* begin TASK MATERIAL *
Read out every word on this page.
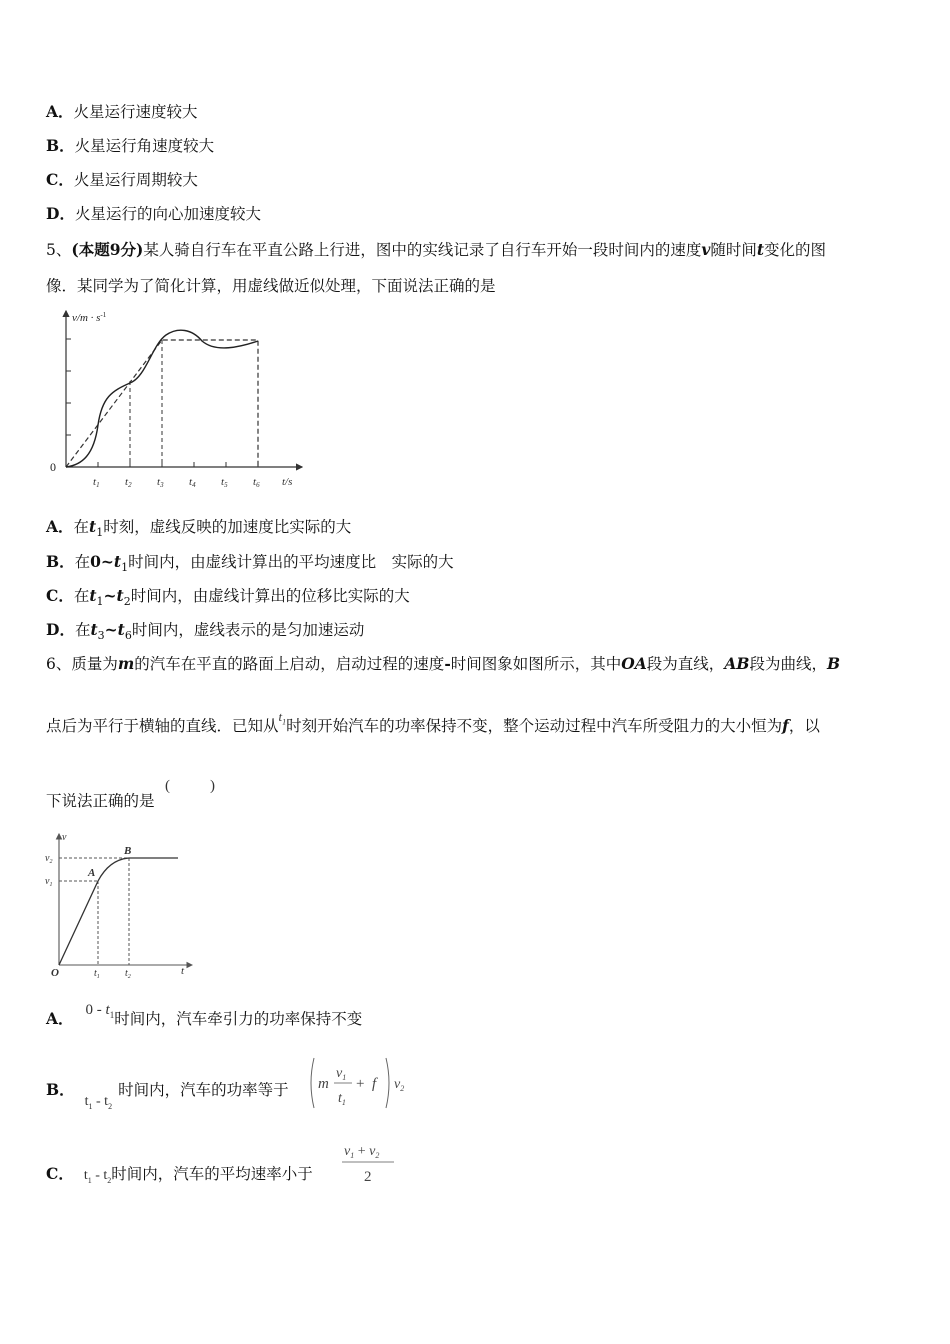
A．火星运行速度较大
B．火星运行角速度较大
C．火星运行周期较大
D．火星运行的向心加速度较大
5、(本题9分)某人骑自行车在平直公路上行进，图中的实线记录了自行车开始一段时间内的速度v随时间t变化的图
像．某同学为了简化计算，用虚线做近似处理，下面说法正确的是
$v/m \cdot s^{-1}$
0
t1 t2 t3 t4 t5 t6 t/s
A．在$t_1$时刻，虚线反映的加速度比实际的大
B．在$0\sim t_1$时间内，由虚线计算出的平均速度比　实际的大
C．在$t_1\sim t_2$时间内，由虚线计算出的位移比实际的大
D．在$t_3\sim t_6$时间内，虚线表示的是匀加速运动
6、质量为m的汽车在平直的路面上启动，启动过程的速度-时间图象如图所示，其中OA段为直线，AB段为曲线，B
点后为平行于横轴的直线．已知从$^{t_1}$时刻开始汽车的功率保持不变，整个运动过程中汽车所受阻力的大小恒为f，以
下说法正确的是
(	)
v
$v_2$
$v_1$
A
B
O	$t_1$	$t_2$	t
A． $0 - t_1$时间内，汽车牵引力的功率保持不变
B．$t_1 - t_2$时间内，汽车的功率等于 m
$v_1$
$t_1$
+ f $v_2$
C． $t_1 - t_2$时间内，汽车的平均速率小于
$v_1 + v_2$
2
* end TASK MATERIAL *
DESCRIPTION OF THE TASK:
Write out the data precisely as given, excluding the pictures.

EXERCISE RESULT:
Read out every word on this page.
A．火星运行速度较大
B．火星运行角速度较大
C．火星运行周期较大
D．火星运行的向心加速度较大
5、(本题9分)某人骑自行车在平直公路上行进，图中的实线记录了自行车开始一段时间内的速度v随时间t变化的图
像．某同学为了简化计算，用虚线做近似处理，下面说法正确的是
$v/m \cdot s^{-1}$
0
t1 t2 t3 t4 t5 t6 t/s
A．在$t_1$时刻，虚线反映的加速度比实际的大
B．在$0\sim t_1$时间内，由虚线计算出的平均速度比　实际的大
C．在$t_1\sim t_2$时间内，由虚线计算出的位移比实际的大
D．在$t_3\sim t_6$时间内，虚线表示的是匀加速运动
6、质量为m的汽车在平直的路面上启动，启动过程的速度-时间图象如图所示，其中OA段为直线，AB段为曲线，B
点后为平行于横轴的直线．已知从$^{t_1}$时刻开始汽车的功率保持不变，整个运动过程中汽车所受阻力的大小恒为f，以
下说法正确的是
(	)
v
$v_2$
$v_1$
A
B
O	$t_1$	$t_2$	t
A． $0 - t_1$时间内，汽车牵引力的功率保持不变
B．$t_1 - t_2$时间内，汽车的功率等于 m
$v_1$
$t_1$
+ f $v_2$
C． $t_1 - t_2$时间内，汽车的平均速率小于
$v_1 + v_2$
2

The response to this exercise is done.